◆ **Set problem**: Which lines in the records below contain the word "mantido"? Copy each of them.

◆ **Excerpted data**:
★ ★ ★

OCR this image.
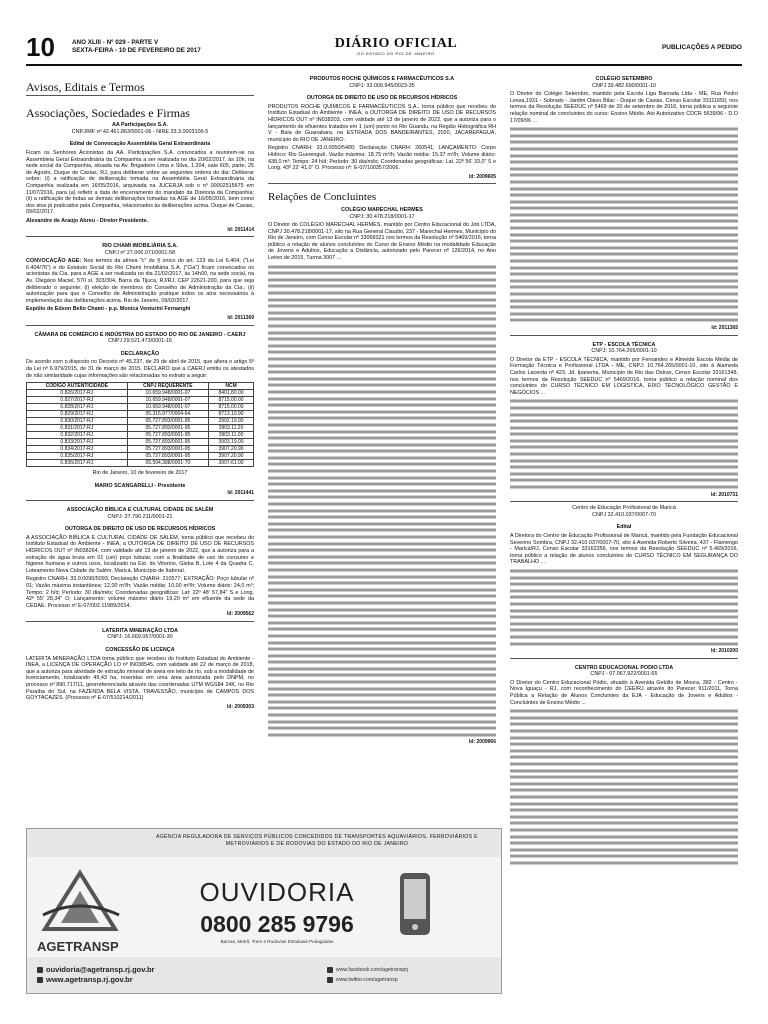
10	ANO XLIII - Nº 029 - PARTE V
SEXTA-FEIRA - 10 DE FEVEREIRO DE 2017	DIÁRIO OFICIAL
DO ESTADO DO RIO DE JANEIRO
PUBLICAÇÕES A PEDIDO
Avisos, Editais e Termos
Associações, Sociedades e Firmas
AA Participações S.A.
CNPJ/MF nº 42.461.863/0001-06 - NIRE 33.3.0003106-5
Edital de Convocação Assembléia Geral Extraordinária
Ficam os Senhores Acionistas da AA. Participações S.A. convocados a reunirem-se na Assembleia Geral Extraordinária da Companhia a ser realizada no dia 20/02/2017, às 10h, na sede social da Companhia, situada na Av. Brigadeiro Lima e Silva, 1.204, sala 605, parte, 25 de Agosto, Duque de Caxias, RJ, para deliberar sobre as seguintes ordens do dia: Deliberar sobre: (i) a ratificação de deliberação tomada na Assembléia Geral Extraordinária da Companhia realizada em 16/05/2016, arquivada na JUCERJA sob o nº 00002915675 em 11/07/2016, para (a) refletir a data de encerramento do mandato da Diretoria da Companhia; (ii) a ratificação de todas as demais deliberações tomadas na AGE de 16/05/2016, bem como dos atos já praticados pela Companhia, relacionados às deliberações acima. Duque de Caxias, 09/02/2017.
Alexandre de Araújo Abreu - Diretor Presidente.
Id: 2011414
RIO CHAMI IMOBILIÁRIA S.A.
CNPJ nº 27.006.071/0001-58
CONVOCAÇÃO AGE: Nos termos da alínea "c" do § único do art. 123 da Lei 6.404, ("Lei 6.404/76") e do Estatuto Social do Rio Chami Imobiliária S.A. ("Cia") ficam convocados os acionistas da Cia. para a AGE a ser realizada no dia 21/02/2017, às 14h00, na sede social, na Av. Olegário Maciel, 570 sl. 303/304, Barra da Tijuca, RJ/RJ, CEP 22621-200, para que seja deliberado o seguinte: (i) eleição de membros do Conselho de Administração da Cia.; (ii) autorização para que o Conselho de Administração pratique todos os atos necessários à implementação das deliberações acima. Rio de Janeiro, 09/02/2017.
Espólio de Edson Bello Chami - p.p. Monica Venturini Fernanghi
Id: 2011369
CÂMARA DE COMÉRCIO E INDÚSTRIA DO ESTADO DO RIO DE JANEIRO - CAERJ
CNPJ 29.521.473/0001-16
DECLARAÇÃO
De acordo com o disposto no Decreto nº 45.237, de 29 de abril de 2015, que altera o artigo 5º da Lei nº 6.979/2015, de 31 de março de 2015, DECLARO que a CAERJ emitiu os atestados de não similaridade cujas informações são relacionadas no extrato a seguir:
CÓDIGO AUTENTICIDADE	CNPJ REQUERENTE	NCM
0.826/2017-RJ	10.659.948/0001-07	8401.80.00
0.827/2017-RJ	10.659.948/0001-07	8715.00.00
0.828/2017-RJ	10.659.948/0001-07	8715.00.00
0.829/2017-RJ	05.315.977/0004-64	8713.10.90
0.830/2017-RJ	05.727.893/0001-95	2902.19.90
0.831/2017-RJ	05.727.893/0001-95	3903.11.20
0.832/2017-RJ	05.727.893/0001-95	3903.11.00
0.833/2017-RJ	05.727.893/0001-95	3903.19.00
0.834/2017-RJ	05.727.893/0001-95	3907.20.90
0.835/2017-RJ	05.727.893/0001-95	3907.20.90
0.836/2017-RJ	05.594.388/0001-70	3907.61.00
Rio de Janeiro, 10 de fevereiro de 2017
MARIO SCANGARELLI - Presidente
Id: 2011441
ASSOCIAÇÃO BÍBLICA E CULTURAL CIDADE DE SALÉM
CNPJ: 27.790.211/0001-21
OUTORGA DE DIREITO DE USO DE RECURSOS HÍDRICOS
A ASSOCIAÇÃO BÍBLICA E CULTURAL CIDADE DE SALÉM, torna público que recebeu do Instituto Estadual do Ambiente - INEA, a OUTORGA DE DIREITO DE USO DE RECURSOS HÍDRICOS OUT nº IN038264, com validade até 13 de janeiro de 2022, que a autoriza para a extração de água bruta em 01 (um) poço tubular, com a finalidade de uso de consumo e higiene humana e outros usos, localizado na Est. do Vitorino, Gleba B, Lote 4 da Quadra C, Loteamento Nova Cidade de Salém, Maricá, Município de Itaboraí.
Registro CNARH: 33.0.0090/5093; Declaração CNARH: 210577; EXTRAÇÃO: Poço tubular nº 01; Vazão máxima instantânea: 12,00 m³/h; Vazão média: 10,00 m³/h; Volume diário: 24,0 m³; Tempo: 2 h/d; Período: 30 dia/mês; Coordenadas geográficas: Lat: 22º 48' 57,84" S e Long. 42º 55' 28,34" O; Lançamento: volume máximo diário 19,20 m³ em efluente da sede da CEDAE. Processo nº E-07/002.11989/2014.
Id: 2009562
LATERITA MINERAÇÃO LTDA
CNPJ: 16.669.067/0001-30
CONCESSÃO DE LICENÇA
LATERITA MINERAÇÃO LTDA torna público que recebeu do Instituto Estadual do Ambiente - INEA, a LICENÇA DE OPERAÇÃO LO nº IN038545, com validade até 22 de março de 2018, que a autoriza para atividade de extração mineral de areia em leito de rio, sob a modalidade de licenciamento, totalizando 49,43 ha, inseridas em uma área autorizada pelo DNPM, no processo nº 890.717/11, georreferenciada através das coordenadas UTM WGS84 24K, no Rio Paraíba do Sul, na FAZENDA BELA VISTA, TRAVESSÃO, município de CAMPOS DOS GOYTACAZES. (Processo nº E-07/510214/2011)
Id: 2009303
PRODUTOS ROCHE QUÍMICOS E FARMACÊUTICOS S.A
CNPJ: 33.009.945/0023-35
OUTORGA DE DIREITO DE USO DE RECURSOS HÍDRICOS
PRODUTOS ROCHE QUÍMICOS E FARMACÊUTICOS S.A., torna público que recebeu do Instituto Estadual do Ambiente - INEA, a OUTORGA DE DIREITO DE USO DE RECURSOS HÍDRICOS OUT nº IN038203, com validade até 13 de janeiro de 2022, que a autoriza para o lançamento de efluentes tratados em 1 (um) ponto no Rio Guandu, na Região Hidrográfica RH V - Baía de Guanabara, na ESTRADA DOS BANDEIRANTES, 2020, JACAREPAGUÁ, município do RIO DE JANEIRO.
Registro CNARH: 33.0.0050/5480; Declaração CNARH: 260541; LANÇAMENTO: Corpo Hídrico: Rio Guerenguê. Vazão máxima: 18,75 m³/h; Vazão média: 15,37 m³/h; Volume diário: 438,0 m³; Tempo: 24 h/d; Período: 30 dia/mês; Coordenadas geográficas: Lat. 22º 56' 33,0" S e Long. 43º 22' 41,0" O. Processo nº: E-07/100357/2006.
Id: 2009605
Relações de Concluintes
COLÉGIO MARECHAL HERMES
CNPJ: 30.478.218/0001-17
O Diretor do COLÉGIO MARECHAL HERMES, mantido por Centro Educacional do Job LTDA, CNPJ 30.478.218/0001-17, sito na Rua General Claudio, 237 - Marechal Hermes, Município do Rio de Janeiro, com Censo Escolar nº 33068321 nos termos da Resolução nº 5469/2016, torna público a relação de alunos concluintes do Curso de Ensino Médio na modalidade Educação de Jovens e Adultos, Educação a Distância, autorizado pelo Parecer nº 126/2014, no Ano Letivo de 2015, Turma 3007 ...
Id: 2009966
COLÉGIO SETEMBRO
CNPJ 39.482.690/0001-10
O Diretor do Colégio Setembro, mantido pela Escola Liga Bairrada Ltda - ME, Rua Pedro Lessa,1931 - Sobrado - Jardim Olavo Bilac - Duque de Caxias, Censo Escolar 33111650, nos termos da Resolução SEEDUC nº 5469 de 20 de setembro de 2016, torna pública a seguinte relação nominal de concluintes do curso: Ensino Médio. Ato Autorizativo CDCR 5639/96 - D.O 17/09/96 ...
Id: 2011365
ETP - ESCOLA TÉCNICA
CNPJ: 10.764.265/0001-10
O Diretor da ETP - ESCOLA TÉCNICA, mantido por Fernandes e Almeida Escola Média de Formação Técnica e Profissional LTDA - ME, CNPJ: 10.764.265/0001-10, sito à Alameda Carlos Lacerda nº 423, Jd. Ipanema, Município de Rio das Ostras, Censo Escolar 33161348, nos termos da Resolução SEEDUC nº 5469/2016, torna público a relação nominal dos concluintes do CURSO TÉCNICO EM LOGÍSTICA, EIXO TECNOLÓGICO GESTÃO E NEGÓCIOS ...
Id: 2010731
Centro de Educação Profissional de Maricá
CNPJ 32.410.037/0007-70
Edital
A Diretora do Centro de Educação Profissional de Maricá, mantido pela Fundação Educacional Severino Sombra, CNPJ 32.410.037/0007-70, sito à Avenida Roberto Silveira, 437 - Flamengo - Maricá/RJ, Censo Escolar 33162356, nos termos da Resolução SEEDUC nº 5.469/2016, torna público a relação de alunos concluintes do CURSO TÉCNICO EM SEGURANÇA DO TRABALHO ...
Id: 2010200
CENTRO EDUCACIONAL PODIO LTDA
CNPJ - 07.067.922/0001-65
O Diretor do Centro Educacional Pódio, situado à Avenida Getúlio de Moura, 392 - Centro - Nova Iguaçu - RJ, com reconhecimento do CEE/RJ através do Parecer 911/2011, Torna Pública a Relação de Alunos Concluintes da EJA - Educação de Jovens e Adultos - Concluintes de Ensino Médio ...
AGÊNCIA REGULADORA DE SERVIÇOS PÚBLICOS CONCEDIDOS DE TRANSPORTES AQUAVIÁRIOS, FERROVIÁRIOS E METROVIÁRIOS E DE RODOVIAS DO ESTADO DO RIO DE JANEIRO
AGETRANSP
OUVIDORIA
0800 285 9796
Barcas, Metrô, Trem e Rodovias Estaduais Pedagiadas
ouvidoria@agetransp.rj.gov.br
www.agetransp.rj.gov.br
www.facebook.com/agetransprj
www.twitter.com/agetransp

★ ★ ★

◆ **Written solution**:
O Diretor do COLÉGIO MARECHAL HERMES, mantido por Centro Educacional do Job LTDA, CNPJ 30.478.218/0001-17, sito na Rua General Claudio, 237 - Marechal Hermes, Município do Rio de Janeiro, com Censo Escolar nº 33068321 nos termos da Resolução nº 5469/2016, torna público a relação de alunos concluintes do Curso de Ensino Médio na modalidade Educação de Jovens e Adultos, Educação a Distância, autorizado pelo Parecer nº 126/2014, no Ano Letivo de 2015, Turma 3007 ...
O Diretor do Colégio Setembro, mantido pela Escola Liga Bairrada Ltda - ME, Rua Pedro Lessa,1931 - Sobrado - Jardim Olavo Bilac - Duque de Caxias, Censo Escolar 33111650, nos termos da Resolução SEEDUC nº 5469 de 20 de setembro de 2016, torna pública a seguinte relação nominal de concluintes do curso: Ensino Médio. Ato Autorizativo CDCR 5639/96 - D.O 17/09/96 ...
O Diretor da ETP - ESCOLA TÉCNICA, mantido por Fernandes e Almeida Escola Média de Formação Técnica e Profissional LTDA - ME, CNPJ: 10.764.265/0001-10, sito à Alameda Carlos Lacerda nº 423, Jd. Ipanema, Município de Rio das Ostras, Censo Escolar 33161348, nos termos da Resolução SEEDUC nº 5469/2016, torna público a relação nominal dos concluintes do CURSO TÉCNICO EM LOGÍSTICA, EIXO TECNOLÓGICO GESTÃO E NEGÓCIOS ...
A Diretora do Centro de Educação Profissional de Maricá, mantido pela Fundação Educacional Severino Sombra, CNPJ 32.410.037/0007-70, sito à Avenida Roberto Silveira, 437 - Flamengo - Maricá/RJ, Censo Escolar 33162356, nos termos da Resolução SEEDUC nº 5.469/2016, torna público a relação de alunos concluintes do CURSO TÉCNICO EM SEGURANÇA DO TRABALHO ...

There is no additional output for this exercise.